(YOUR OBJECTIVE): Search the data below for the string "modularity". Extract every line that contains it.

(A run of records):
○ ○ ○

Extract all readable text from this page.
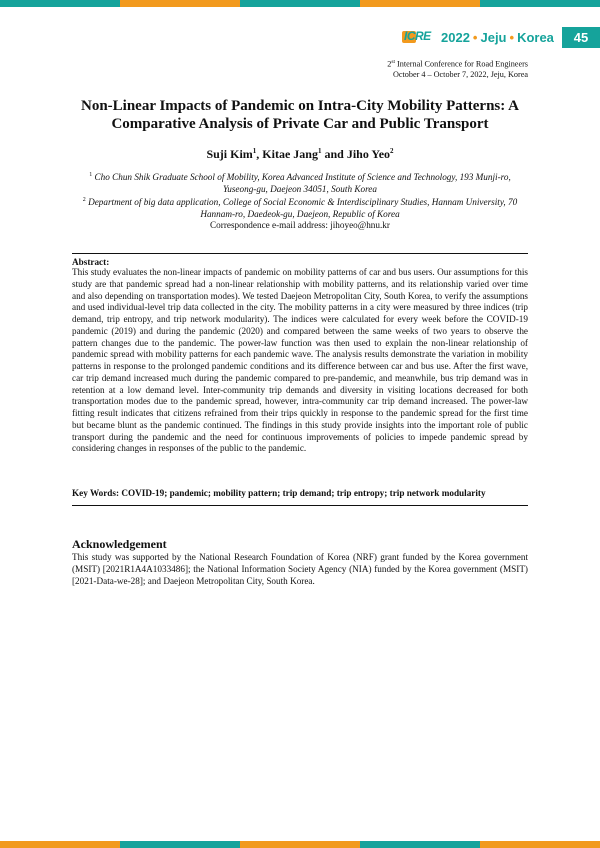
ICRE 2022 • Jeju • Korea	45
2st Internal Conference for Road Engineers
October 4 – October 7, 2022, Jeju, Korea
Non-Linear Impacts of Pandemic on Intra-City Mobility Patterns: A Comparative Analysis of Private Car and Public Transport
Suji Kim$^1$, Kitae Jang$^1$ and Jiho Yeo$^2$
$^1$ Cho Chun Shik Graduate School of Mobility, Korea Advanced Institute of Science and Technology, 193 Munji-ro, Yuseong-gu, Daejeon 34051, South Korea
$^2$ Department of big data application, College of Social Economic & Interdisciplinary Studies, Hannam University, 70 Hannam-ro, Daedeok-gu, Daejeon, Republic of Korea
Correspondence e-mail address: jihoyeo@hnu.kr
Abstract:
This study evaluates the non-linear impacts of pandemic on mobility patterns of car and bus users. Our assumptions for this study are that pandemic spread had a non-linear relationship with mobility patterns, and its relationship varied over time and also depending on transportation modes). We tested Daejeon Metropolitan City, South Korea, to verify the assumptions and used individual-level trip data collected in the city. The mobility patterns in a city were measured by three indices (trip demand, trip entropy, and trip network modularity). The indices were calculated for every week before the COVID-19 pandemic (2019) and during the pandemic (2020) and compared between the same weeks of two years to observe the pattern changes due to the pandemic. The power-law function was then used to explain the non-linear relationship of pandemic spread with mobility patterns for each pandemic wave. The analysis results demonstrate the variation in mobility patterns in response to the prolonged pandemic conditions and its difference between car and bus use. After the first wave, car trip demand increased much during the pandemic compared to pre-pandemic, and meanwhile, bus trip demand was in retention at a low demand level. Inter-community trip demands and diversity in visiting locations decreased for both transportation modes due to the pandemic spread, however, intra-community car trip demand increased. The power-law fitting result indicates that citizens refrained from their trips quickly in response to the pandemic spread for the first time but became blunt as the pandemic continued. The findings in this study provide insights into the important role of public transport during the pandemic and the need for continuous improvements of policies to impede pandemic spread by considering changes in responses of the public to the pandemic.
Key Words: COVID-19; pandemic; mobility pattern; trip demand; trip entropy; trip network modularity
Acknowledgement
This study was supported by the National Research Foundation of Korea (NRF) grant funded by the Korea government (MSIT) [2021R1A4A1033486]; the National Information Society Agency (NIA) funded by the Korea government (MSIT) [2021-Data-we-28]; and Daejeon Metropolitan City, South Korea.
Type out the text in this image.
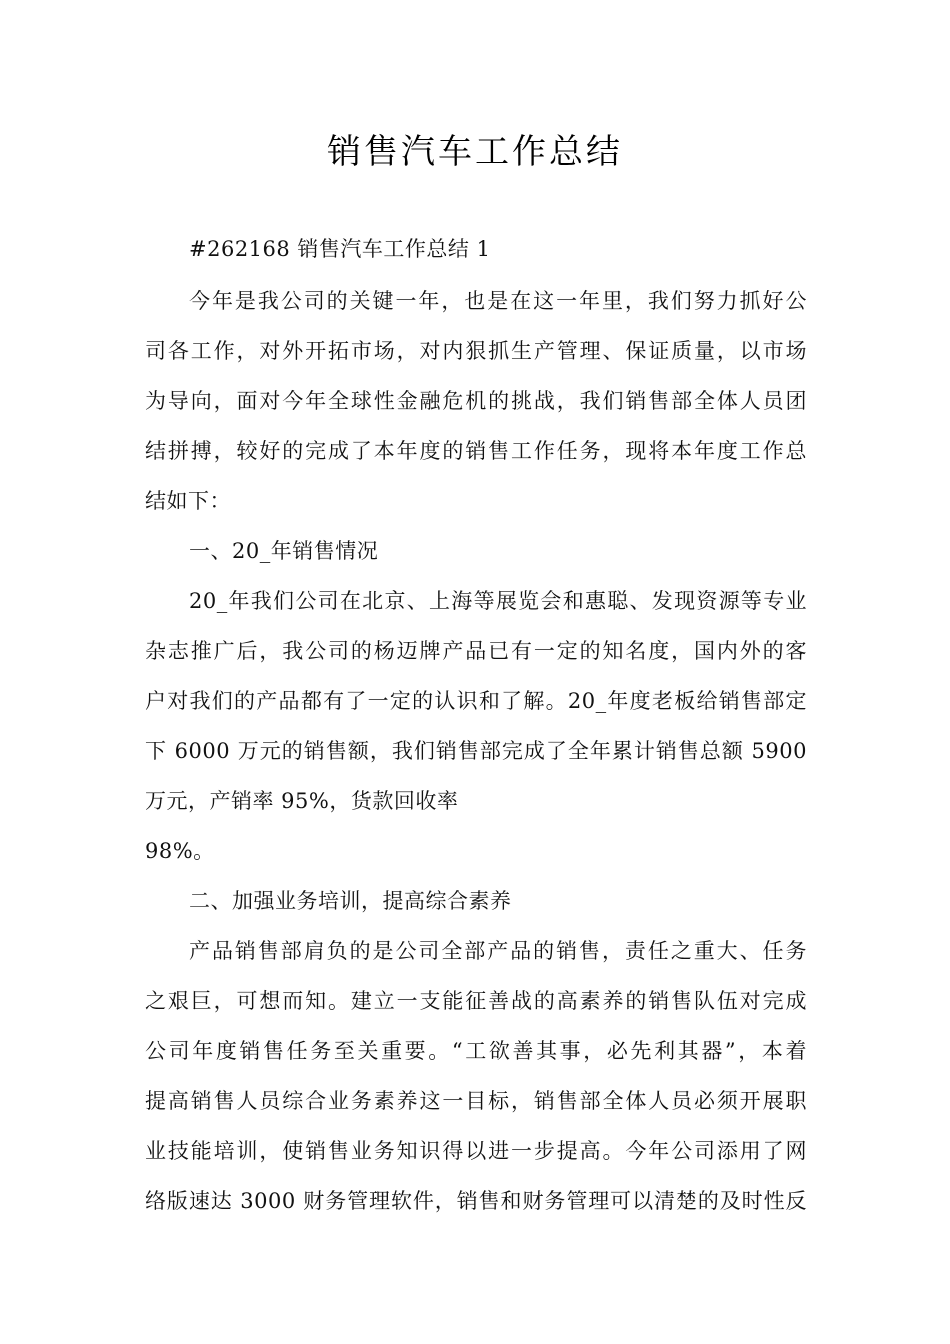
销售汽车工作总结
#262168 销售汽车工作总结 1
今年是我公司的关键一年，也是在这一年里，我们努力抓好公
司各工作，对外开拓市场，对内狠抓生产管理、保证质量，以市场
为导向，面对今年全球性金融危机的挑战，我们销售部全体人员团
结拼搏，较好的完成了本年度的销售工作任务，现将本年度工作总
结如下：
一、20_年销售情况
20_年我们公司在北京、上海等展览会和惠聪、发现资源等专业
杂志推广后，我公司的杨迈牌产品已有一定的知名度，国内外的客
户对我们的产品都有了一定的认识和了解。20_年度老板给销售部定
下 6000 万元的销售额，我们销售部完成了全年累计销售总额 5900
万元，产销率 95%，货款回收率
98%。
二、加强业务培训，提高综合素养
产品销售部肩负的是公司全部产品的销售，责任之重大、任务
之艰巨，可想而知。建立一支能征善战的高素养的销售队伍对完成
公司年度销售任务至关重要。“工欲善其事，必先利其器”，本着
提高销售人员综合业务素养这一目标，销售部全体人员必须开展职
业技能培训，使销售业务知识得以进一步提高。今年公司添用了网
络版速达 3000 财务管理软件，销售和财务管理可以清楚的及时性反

○ ○ ○

(ANSWER TO THE TASK):
This study evaluates the non-linear impacts of pandemic on mobility patterns of car and bus users. Our assumptions for this study are that pandemic spread had a non-linear relationship with mobility patterns, and its relationship varied over time and also depending on transportation modes). We tested Daejeon Metropolitan City, South Korea, to verify the assumptions and used individual-level trip data collected in the city. The mobility patterns in a city were measured by three indices (trip demand, trip entropy, and trip network modularity). The indices were calculated for every week before the COVID-19 pandemic (2019) and during the pandemic (2020) and compared between the same weeks of two years to observe the pattern changes due to the pandemic. The power-law function was then used to explain the non-linear relationship of pandemic spread with mobility patterns for each pandemic wave. The analysis results demonstrate the variation in mobility patterns in response to the prolonged pandemic conditions and its difference between car and bus use. After the first wave, car trip demand increased much during the pandemic compared to pre-pandemic, and meanwhile, bus trip demand was in retention at a low demand level. Inter-community trip demands and diversity in visiting locations decreased for both transportation modes due to the pandemic spread, however, intra-community car trip demand increased. The power-law fitting result indicates that citizens refrained from their trips quickly in response to the pandemic spread for the first time but became blunt as the pandemic continued. The findings in this study provide insights into the important role of public transport during the pandemic and the need for continuous improvements of policies to impede pandemic spread by considering changes in responses of the public to the pandemic.
Key Words: COVID-19; pandemic; mobility pattern; trip demand; trip entropy; trip network modularity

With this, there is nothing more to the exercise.